Check every line of the entries that follow, and copy the ones containing "Convert".

Entries with figure data:
•••

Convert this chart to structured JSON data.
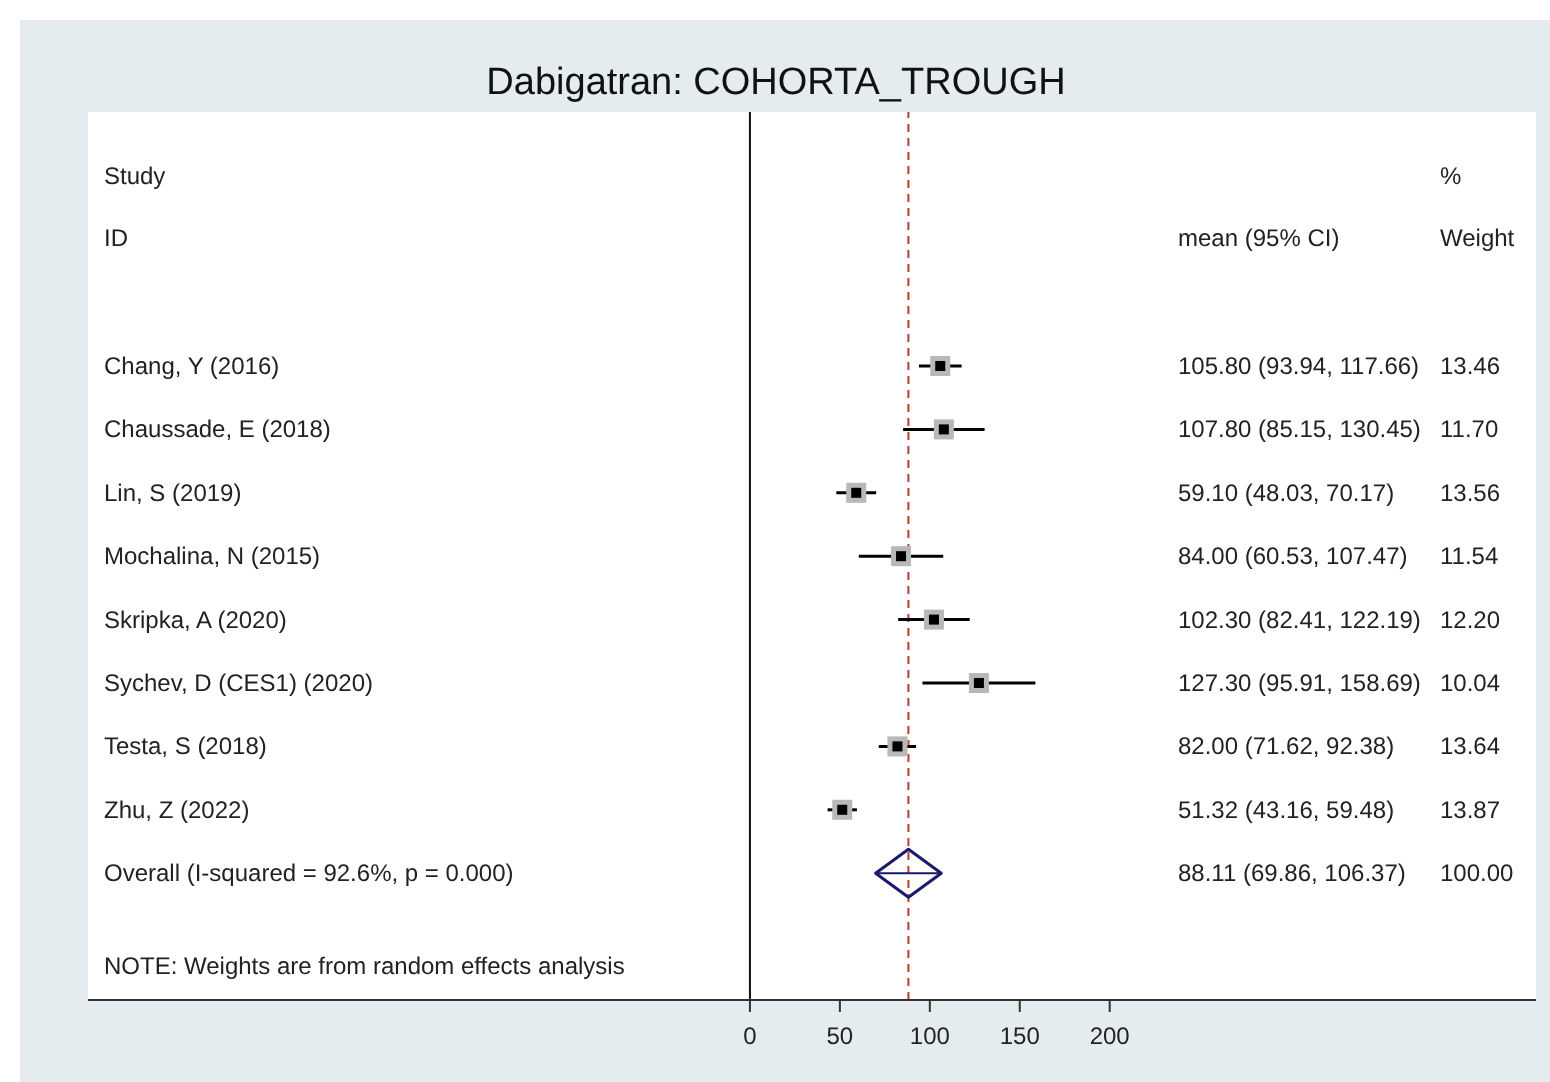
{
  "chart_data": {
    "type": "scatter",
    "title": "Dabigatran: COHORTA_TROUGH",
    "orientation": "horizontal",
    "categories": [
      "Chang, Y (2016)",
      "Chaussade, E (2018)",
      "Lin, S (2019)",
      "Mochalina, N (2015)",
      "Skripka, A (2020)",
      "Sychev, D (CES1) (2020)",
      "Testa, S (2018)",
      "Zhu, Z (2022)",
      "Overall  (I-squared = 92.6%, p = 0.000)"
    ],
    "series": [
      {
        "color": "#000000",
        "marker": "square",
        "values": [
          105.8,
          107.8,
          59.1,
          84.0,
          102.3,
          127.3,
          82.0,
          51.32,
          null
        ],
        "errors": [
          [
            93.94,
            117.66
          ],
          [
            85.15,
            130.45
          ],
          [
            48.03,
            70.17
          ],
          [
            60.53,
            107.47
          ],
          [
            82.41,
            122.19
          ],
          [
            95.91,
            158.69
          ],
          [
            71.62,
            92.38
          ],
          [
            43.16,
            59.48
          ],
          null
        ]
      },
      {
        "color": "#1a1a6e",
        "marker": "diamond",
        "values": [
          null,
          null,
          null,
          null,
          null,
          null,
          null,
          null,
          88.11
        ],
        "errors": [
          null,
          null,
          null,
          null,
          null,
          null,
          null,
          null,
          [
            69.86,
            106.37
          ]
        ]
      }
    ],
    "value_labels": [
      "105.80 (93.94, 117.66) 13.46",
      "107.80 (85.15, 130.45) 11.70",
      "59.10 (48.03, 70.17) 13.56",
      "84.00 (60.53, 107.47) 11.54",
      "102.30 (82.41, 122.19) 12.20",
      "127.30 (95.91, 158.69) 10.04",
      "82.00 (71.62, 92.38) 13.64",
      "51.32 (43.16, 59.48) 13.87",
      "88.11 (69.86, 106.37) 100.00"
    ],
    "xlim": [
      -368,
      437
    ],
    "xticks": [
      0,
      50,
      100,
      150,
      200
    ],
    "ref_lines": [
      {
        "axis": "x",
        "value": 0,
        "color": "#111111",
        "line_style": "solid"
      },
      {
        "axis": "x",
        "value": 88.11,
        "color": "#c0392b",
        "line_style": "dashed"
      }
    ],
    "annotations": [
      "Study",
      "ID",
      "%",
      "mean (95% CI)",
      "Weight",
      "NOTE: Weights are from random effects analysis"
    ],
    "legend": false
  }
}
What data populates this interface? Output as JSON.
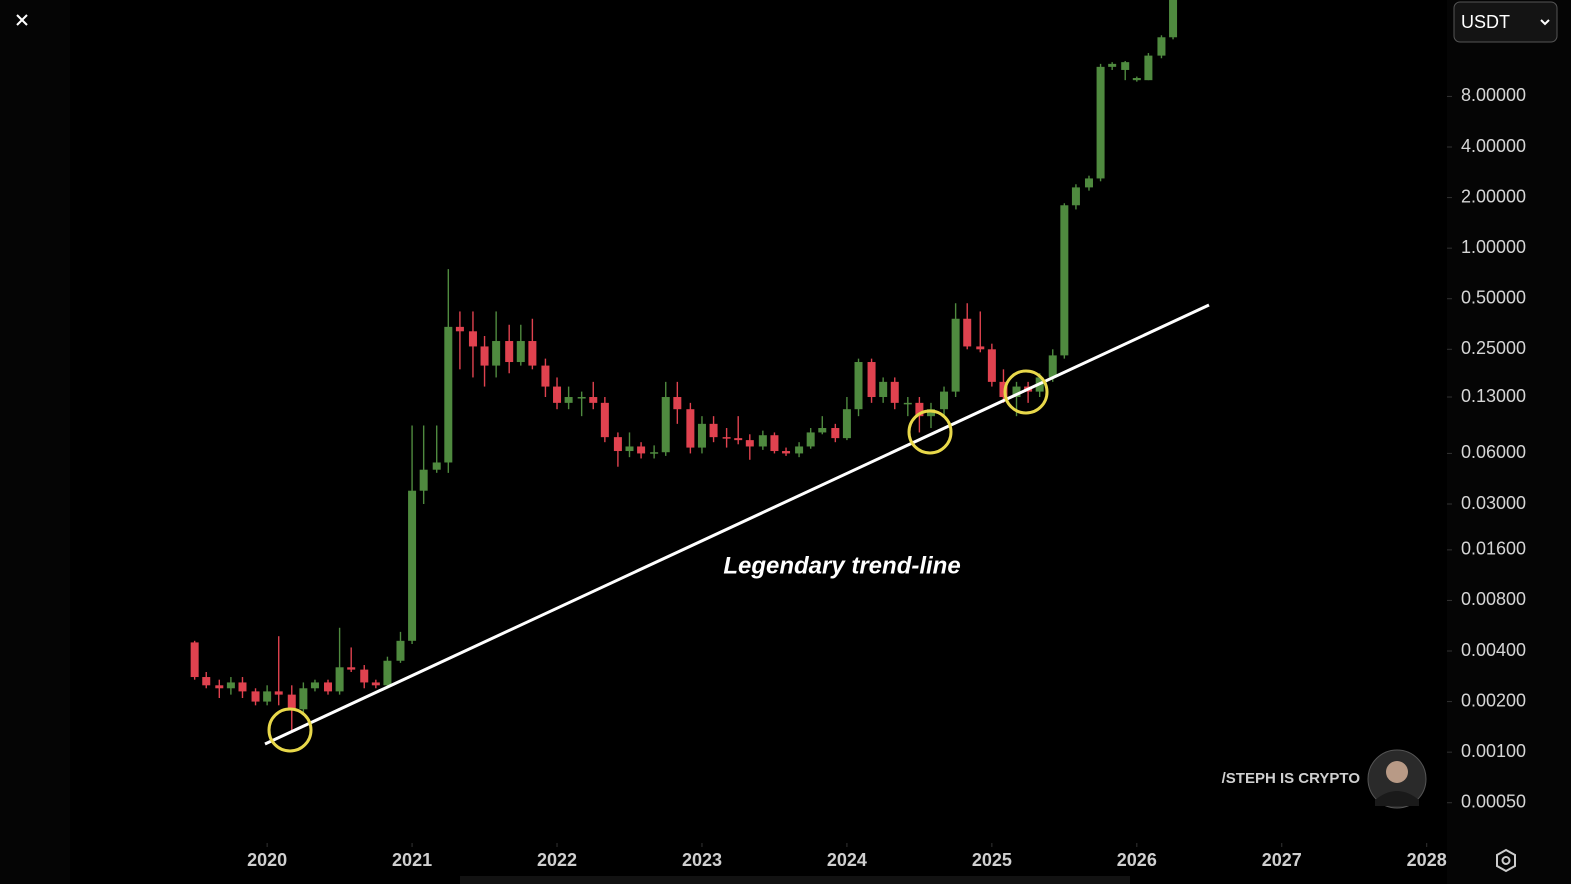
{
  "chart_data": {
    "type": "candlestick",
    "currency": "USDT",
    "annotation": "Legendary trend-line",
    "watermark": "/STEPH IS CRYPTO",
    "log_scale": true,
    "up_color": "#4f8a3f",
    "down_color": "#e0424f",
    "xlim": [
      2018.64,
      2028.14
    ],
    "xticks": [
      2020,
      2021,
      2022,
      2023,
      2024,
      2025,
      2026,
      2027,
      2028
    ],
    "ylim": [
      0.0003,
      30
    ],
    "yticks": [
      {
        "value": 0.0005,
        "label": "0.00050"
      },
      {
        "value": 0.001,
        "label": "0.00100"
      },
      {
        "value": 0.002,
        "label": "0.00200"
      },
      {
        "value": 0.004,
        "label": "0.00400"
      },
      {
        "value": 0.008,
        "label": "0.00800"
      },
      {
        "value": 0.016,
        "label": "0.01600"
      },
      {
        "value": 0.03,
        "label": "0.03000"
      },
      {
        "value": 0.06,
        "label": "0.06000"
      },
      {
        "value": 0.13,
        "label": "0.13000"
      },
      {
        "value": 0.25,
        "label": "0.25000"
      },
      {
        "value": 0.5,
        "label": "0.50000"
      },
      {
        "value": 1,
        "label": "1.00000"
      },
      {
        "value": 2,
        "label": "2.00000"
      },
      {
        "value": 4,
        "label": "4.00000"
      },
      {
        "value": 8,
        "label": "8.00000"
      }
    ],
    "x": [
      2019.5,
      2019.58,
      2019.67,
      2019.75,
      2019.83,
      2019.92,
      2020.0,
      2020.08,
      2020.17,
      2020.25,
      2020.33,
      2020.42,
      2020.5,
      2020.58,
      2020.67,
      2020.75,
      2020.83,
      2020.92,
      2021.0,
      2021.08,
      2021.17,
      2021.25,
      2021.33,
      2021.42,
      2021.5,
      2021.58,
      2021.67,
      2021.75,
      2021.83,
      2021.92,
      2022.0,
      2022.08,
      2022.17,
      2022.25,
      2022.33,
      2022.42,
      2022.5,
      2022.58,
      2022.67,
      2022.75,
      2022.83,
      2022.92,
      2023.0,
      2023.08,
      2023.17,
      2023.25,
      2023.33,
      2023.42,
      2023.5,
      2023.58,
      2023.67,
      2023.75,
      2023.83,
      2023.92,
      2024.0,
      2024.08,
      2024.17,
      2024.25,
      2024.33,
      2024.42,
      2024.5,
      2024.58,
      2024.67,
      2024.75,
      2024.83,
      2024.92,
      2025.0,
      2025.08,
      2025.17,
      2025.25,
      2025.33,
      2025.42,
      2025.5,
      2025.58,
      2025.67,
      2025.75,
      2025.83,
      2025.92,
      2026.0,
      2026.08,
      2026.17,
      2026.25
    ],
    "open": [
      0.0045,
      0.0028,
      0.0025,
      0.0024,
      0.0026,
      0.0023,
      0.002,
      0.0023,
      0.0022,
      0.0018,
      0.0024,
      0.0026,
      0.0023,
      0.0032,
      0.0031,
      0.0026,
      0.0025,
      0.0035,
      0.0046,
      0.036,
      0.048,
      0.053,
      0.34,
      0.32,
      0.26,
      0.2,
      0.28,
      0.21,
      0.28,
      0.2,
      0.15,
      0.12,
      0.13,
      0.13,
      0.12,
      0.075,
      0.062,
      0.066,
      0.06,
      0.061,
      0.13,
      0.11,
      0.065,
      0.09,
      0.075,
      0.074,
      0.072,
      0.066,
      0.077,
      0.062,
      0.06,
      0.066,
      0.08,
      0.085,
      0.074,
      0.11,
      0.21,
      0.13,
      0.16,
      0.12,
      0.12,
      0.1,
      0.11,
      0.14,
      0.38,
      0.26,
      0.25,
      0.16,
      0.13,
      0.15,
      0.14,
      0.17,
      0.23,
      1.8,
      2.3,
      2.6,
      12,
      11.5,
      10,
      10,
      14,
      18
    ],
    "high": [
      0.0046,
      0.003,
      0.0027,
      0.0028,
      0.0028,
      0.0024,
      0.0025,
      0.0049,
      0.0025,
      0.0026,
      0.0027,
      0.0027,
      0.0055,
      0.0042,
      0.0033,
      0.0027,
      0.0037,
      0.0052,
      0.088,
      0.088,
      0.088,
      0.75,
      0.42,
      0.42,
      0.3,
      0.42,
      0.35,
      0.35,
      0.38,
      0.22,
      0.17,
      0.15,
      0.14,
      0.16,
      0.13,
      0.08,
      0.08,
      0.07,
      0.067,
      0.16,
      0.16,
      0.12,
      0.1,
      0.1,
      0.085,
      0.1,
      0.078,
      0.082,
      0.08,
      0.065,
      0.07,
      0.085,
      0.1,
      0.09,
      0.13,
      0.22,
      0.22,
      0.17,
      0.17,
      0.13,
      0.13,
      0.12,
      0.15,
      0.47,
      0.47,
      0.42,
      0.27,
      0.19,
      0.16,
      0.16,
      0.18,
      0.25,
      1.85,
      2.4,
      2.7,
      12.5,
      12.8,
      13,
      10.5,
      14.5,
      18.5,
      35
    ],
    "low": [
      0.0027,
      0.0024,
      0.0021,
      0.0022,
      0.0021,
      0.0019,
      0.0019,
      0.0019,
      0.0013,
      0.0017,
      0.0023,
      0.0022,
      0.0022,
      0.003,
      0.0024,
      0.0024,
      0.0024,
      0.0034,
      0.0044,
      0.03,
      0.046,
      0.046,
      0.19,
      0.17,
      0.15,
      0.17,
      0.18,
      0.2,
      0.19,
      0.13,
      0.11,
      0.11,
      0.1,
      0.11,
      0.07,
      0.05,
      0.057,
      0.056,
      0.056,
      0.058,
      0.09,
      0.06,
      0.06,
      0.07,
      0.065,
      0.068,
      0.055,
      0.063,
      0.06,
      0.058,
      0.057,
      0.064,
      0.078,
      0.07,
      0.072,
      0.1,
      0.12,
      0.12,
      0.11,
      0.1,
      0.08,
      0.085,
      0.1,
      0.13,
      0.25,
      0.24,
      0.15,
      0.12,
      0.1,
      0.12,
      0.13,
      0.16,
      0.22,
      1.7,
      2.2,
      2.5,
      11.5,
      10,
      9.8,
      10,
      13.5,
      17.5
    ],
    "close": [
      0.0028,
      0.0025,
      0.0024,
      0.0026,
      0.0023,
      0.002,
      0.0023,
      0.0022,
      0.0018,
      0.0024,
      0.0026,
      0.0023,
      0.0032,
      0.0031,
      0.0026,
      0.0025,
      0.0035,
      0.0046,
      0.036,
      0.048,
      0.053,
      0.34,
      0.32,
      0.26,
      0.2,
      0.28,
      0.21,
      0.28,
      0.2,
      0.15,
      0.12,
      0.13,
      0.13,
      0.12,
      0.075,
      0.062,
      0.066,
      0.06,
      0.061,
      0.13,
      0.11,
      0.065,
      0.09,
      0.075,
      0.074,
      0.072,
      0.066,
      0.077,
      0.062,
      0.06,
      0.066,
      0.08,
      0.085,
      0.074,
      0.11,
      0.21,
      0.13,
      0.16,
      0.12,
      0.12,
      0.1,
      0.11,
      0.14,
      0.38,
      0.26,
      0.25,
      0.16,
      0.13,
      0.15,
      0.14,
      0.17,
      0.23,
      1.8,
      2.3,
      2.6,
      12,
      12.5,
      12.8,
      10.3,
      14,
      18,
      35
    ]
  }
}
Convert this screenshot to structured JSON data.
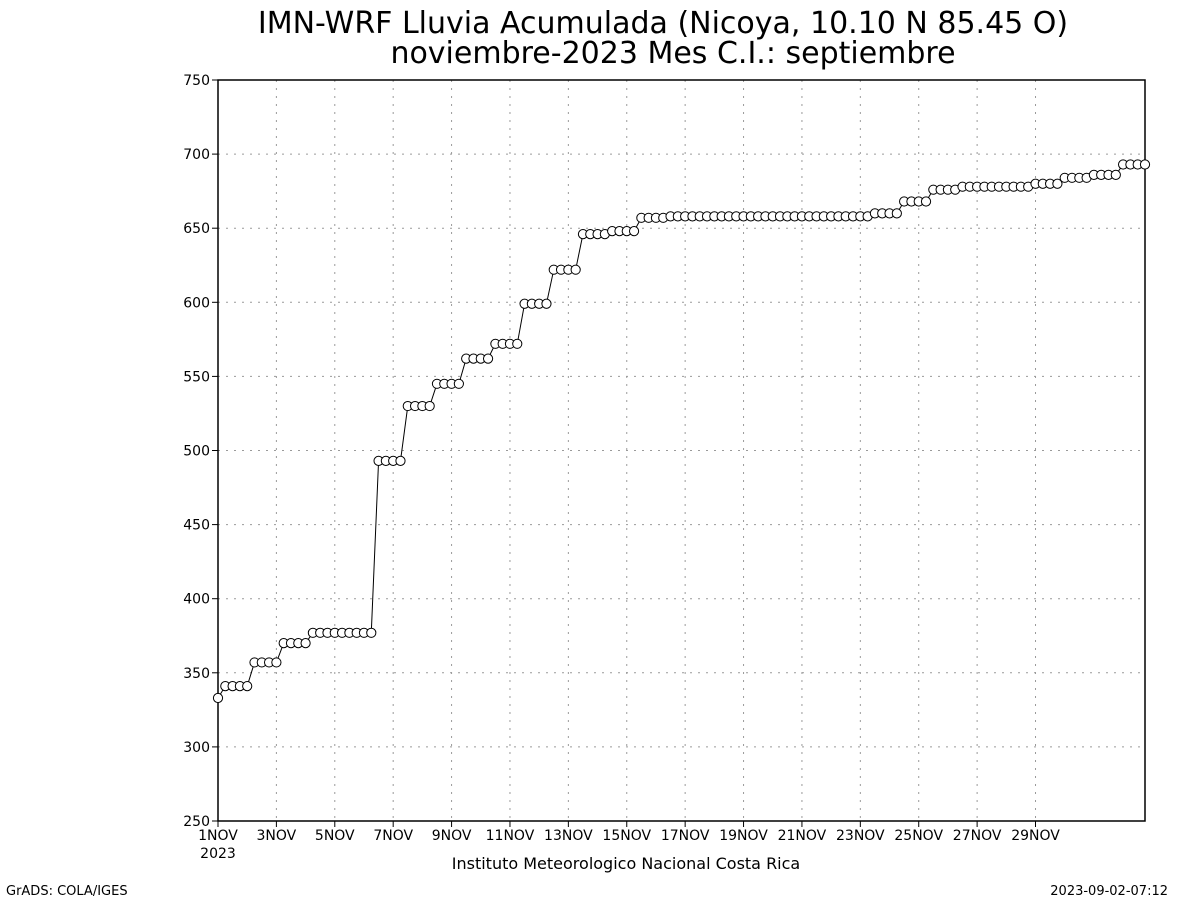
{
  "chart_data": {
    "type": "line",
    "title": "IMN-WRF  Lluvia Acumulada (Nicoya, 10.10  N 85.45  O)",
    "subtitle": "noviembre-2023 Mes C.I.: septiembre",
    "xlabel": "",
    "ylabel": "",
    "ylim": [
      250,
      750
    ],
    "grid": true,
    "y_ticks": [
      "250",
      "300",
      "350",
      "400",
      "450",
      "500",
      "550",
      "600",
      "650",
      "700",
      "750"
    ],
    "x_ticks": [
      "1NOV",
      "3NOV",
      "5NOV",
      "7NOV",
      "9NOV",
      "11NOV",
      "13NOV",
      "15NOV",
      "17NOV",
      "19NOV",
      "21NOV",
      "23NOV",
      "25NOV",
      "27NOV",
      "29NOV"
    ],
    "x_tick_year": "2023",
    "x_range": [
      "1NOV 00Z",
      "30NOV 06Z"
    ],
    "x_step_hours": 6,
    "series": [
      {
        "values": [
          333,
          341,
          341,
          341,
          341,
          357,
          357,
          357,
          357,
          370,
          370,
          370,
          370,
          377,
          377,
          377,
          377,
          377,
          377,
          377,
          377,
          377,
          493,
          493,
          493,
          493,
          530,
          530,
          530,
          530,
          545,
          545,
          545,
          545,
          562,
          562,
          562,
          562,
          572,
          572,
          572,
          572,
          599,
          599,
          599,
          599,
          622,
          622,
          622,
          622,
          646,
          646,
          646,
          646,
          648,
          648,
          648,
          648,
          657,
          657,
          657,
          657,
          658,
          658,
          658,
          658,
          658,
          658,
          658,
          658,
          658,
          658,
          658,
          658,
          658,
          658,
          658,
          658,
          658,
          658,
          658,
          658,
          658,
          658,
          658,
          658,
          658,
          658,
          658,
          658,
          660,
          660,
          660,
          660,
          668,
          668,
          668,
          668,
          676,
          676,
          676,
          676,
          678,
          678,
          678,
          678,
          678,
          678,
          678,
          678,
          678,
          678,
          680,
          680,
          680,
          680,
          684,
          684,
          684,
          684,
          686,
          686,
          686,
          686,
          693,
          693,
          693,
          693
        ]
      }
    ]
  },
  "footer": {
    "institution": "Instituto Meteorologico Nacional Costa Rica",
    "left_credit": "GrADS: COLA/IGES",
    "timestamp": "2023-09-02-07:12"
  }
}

•••

■ SOLUTION TO THIS EXERCISE ■
Convert this chart to structured JSON data.
Convert this screenshot to structured JSON data.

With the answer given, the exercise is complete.